Exercise material =>
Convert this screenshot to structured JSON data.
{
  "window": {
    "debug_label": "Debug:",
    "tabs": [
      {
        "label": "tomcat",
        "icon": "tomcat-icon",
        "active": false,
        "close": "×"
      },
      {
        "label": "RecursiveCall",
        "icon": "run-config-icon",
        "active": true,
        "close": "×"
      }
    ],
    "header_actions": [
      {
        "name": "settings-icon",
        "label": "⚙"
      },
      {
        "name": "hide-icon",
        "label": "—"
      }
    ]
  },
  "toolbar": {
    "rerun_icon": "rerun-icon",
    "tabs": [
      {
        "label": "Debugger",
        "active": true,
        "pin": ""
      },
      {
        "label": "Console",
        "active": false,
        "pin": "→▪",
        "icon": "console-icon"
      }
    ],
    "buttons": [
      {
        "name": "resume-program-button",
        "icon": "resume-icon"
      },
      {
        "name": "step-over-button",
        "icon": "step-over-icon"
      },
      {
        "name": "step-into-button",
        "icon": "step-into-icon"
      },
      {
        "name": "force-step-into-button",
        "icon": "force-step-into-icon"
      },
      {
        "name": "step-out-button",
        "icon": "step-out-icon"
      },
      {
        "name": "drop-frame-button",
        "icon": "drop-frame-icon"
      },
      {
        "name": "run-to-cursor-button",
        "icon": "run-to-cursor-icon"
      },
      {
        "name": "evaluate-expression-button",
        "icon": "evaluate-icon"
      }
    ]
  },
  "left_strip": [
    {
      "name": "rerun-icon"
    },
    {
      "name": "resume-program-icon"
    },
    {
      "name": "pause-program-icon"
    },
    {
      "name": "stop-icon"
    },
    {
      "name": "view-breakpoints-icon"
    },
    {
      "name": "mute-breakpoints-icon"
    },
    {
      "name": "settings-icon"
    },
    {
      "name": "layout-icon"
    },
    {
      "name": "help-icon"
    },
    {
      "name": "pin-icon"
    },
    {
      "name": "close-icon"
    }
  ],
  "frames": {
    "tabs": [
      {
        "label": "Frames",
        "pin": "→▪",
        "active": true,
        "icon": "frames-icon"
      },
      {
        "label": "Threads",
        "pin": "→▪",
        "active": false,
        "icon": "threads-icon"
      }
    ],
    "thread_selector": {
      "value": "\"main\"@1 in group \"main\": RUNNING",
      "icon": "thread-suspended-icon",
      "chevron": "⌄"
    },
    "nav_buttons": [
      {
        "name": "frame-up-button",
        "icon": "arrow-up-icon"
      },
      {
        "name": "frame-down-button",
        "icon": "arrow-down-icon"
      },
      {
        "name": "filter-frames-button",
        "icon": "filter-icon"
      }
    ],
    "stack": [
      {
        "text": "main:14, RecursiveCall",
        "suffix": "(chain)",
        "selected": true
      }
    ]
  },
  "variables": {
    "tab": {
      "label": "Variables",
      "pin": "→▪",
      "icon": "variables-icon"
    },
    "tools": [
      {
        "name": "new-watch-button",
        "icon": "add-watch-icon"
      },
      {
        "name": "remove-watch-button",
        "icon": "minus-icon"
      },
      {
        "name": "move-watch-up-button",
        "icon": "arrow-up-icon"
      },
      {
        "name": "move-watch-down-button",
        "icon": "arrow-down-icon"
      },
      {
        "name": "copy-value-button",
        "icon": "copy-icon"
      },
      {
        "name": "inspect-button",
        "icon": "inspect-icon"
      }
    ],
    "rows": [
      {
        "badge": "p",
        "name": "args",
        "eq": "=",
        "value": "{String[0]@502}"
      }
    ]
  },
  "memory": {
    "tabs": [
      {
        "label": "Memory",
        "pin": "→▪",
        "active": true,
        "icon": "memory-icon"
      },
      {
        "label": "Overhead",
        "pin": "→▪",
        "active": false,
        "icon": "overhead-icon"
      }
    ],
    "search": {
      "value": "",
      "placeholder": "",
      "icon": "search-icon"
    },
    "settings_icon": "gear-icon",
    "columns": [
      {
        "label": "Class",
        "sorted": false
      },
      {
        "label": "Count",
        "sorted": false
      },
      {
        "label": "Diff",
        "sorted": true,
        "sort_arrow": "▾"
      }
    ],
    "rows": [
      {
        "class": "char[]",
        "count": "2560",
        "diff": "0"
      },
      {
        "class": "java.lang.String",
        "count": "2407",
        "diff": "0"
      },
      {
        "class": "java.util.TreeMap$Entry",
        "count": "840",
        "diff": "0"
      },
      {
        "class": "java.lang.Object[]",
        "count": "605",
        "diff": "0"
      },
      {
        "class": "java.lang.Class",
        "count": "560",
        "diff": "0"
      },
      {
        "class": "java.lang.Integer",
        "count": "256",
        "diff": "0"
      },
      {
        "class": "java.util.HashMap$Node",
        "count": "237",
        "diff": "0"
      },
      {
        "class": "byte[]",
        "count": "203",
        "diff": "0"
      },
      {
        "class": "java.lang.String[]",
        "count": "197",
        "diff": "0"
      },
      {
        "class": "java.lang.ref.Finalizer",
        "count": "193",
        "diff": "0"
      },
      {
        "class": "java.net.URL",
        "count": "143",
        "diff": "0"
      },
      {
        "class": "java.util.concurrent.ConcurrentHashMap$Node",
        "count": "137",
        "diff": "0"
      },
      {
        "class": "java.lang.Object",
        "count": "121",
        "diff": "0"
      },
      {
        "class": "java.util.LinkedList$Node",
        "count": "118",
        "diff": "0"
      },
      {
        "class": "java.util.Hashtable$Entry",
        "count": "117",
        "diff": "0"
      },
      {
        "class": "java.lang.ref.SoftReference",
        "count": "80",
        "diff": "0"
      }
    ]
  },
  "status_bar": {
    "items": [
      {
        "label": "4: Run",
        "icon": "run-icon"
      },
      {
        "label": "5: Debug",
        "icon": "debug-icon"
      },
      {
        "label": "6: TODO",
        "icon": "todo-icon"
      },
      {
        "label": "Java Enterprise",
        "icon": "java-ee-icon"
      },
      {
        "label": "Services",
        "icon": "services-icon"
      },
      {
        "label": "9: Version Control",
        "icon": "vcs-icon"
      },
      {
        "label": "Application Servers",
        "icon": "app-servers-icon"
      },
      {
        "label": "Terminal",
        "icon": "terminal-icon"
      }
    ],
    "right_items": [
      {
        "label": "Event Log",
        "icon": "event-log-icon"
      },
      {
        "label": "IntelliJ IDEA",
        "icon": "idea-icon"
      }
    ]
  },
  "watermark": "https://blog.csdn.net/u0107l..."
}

Your instructions => Copy and report every line where the word "step" is present.

Solved problem =>
        "name": "step-over-button",
        "icon": "step-over-icon"
        "name": "step-into-button",
        "icon": "step-into-icon"
        "name": "force-step-into-button",
        "icon": "force-step-into-icon"
        "name": "step-out-button",
        "icon": "step-out-icon"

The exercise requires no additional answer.